### INSTRUCTIONS
a: In the excerpt on Wolfe and Lafferty below, reproduce word for word the stretch from "And the action" through "like a bird.".
b: For each statement, state yes or no according to whether it agrees with the excerpt on Wolfe and Lafferty below, and quote the deciding words exactly: (i) Morcaine asks Able whether he credits a Most High God. (ii) The narrator ached to hear Morcaine's laugh again as he did Disiri's. (iii) The writer considers Wolfe's resemblance to Lafferty wholly intentional.

### PAGE EXCERPT
== == ==
And the action continues from there… but how Lafferty-esque is some of this! And Wolfe is just being himself in this particular medium, therefore the resemblance is mostly unintentional I think (I say ‘mostly’ because of course Wolfe is an avid admirer of Lafferty and has no doubt unconsciously imbibed elements of storytelling from him).

Creatures Are All We Know, And Can Be All We Know Until We Know Him

Morcaine asks Able:

‘“Do you credit a Most High God?’

‘The question caught me by surprise. I said, “Why of course,” stammering like the boy I pretended not to be.

‘“I do and I don’t.” She smiled, and the smile became her laugh. It was music, but I never ached to hear it again as I did Disiri’s. Even then, I thought her less than human, and that laugh was at the root of my opinion.

‘“I don’t and do.” She cocked her head like a bird.

‘I bowed again. “Just so, My Lady. We can think only of creatures, of things He’s made. Creatures are all we know, and can be all we know until we know Him. When we think of Him like that, we find we can’t believe. He can’t be like a creature any more than a carpenter is like a table.”
== == ==
[A data block]
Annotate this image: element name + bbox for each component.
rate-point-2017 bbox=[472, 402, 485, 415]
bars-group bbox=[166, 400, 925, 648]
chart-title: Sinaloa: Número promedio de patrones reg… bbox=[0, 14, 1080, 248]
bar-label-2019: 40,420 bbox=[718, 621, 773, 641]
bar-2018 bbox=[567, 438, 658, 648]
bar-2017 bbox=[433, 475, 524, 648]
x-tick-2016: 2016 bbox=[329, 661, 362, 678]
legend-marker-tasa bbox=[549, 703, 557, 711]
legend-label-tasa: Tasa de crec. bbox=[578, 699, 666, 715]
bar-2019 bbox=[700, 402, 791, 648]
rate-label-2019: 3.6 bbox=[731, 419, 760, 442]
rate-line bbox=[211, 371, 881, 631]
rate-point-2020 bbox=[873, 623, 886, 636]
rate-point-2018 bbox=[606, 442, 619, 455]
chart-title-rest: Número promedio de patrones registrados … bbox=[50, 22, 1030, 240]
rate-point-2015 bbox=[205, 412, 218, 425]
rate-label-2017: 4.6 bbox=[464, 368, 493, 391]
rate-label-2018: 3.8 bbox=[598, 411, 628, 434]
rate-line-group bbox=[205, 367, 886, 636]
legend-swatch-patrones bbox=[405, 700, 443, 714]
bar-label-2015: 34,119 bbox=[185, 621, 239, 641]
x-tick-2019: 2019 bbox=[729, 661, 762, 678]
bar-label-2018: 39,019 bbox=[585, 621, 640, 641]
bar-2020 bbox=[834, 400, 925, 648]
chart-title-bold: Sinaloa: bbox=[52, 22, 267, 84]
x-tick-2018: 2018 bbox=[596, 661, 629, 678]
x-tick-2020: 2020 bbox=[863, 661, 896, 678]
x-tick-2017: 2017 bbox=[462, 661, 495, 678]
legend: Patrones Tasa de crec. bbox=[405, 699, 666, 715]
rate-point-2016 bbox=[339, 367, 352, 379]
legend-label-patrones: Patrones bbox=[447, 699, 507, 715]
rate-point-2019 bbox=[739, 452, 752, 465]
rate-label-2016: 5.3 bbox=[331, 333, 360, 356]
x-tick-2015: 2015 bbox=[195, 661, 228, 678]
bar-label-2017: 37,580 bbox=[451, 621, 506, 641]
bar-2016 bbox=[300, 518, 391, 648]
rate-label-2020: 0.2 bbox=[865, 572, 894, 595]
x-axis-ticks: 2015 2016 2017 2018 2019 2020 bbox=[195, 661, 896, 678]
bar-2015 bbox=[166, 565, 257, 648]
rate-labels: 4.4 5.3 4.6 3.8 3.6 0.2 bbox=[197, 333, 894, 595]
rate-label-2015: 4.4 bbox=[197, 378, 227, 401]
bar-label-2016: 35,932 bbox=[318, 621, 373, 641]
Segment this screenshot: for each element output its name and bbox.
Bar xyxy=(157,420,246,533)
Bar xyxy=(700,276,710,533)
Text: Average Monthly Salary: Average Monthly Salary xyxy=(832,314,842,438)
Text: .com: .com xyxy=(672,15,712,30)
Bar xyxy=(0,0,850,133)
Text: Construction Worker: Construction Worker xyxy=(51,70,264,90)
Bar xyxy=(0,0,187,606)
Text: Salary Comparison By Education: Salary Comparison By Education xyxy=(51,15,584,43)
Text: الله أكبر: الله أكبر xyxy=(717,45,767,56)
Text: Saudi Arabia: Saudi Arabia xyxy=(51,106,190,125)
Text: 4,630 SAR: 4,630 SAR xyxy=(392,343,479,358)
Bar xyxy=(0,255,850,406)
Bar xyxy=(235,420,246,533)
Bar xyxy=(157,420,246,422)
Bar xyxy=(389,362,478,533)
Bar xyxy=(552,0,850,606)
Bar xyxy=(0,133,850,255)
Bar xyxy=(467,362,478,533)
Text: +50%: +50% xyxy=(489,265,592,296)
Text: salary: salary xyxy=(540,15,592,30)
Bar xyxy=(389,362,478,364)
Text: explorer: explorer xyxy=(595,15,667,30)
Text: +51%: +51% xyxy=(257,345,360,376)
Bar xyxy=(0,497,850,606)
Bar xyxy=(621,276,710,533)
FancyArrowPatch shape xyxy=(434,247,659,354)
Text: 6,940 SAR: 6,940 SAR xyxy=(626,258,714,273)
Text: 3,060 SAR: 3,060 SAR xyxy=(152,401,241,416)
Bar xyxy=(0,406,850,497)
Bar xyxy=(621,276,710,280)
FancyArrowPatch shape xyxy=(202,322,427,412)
== == ==
### CORRECT ANSWERS
a:
And the action continues from there… but how Lafferty-esque is some of this! And Wolfe is just being himself in this particular medium, therefore the resemblance is mostly unintentional I think (I say ‘mostly’ because of course Wolfe is an avid admirer of Lafferty and has no doubt unconsciously imbibed elements of storytelling from him).

Creatures Are All We Know, And Can Be All We Know Until We Know Him

Morcaine asks Able:

‘“Do you credit a Most High God?’

‘The question caught me by surprise. I said, “Why of course,” stammering like the boy I pretended not to be.

‘“I do and I don’t.” She smiled, and the smile became her laugh. It was music, but I never ached to hear it again as I did Disiri’s. Even then, I thought her less than human, and that laugh was at the root of my opinion.

‘“I don’t and do.” She cocked her head like a bird.

b:
(i) Yes: "Do you credit a Most High God?"
(ii) No: "but I never ached to hear it again as I did Disiri’s."
(iii) No: "therefore the resemblance is mostly unintentional I think"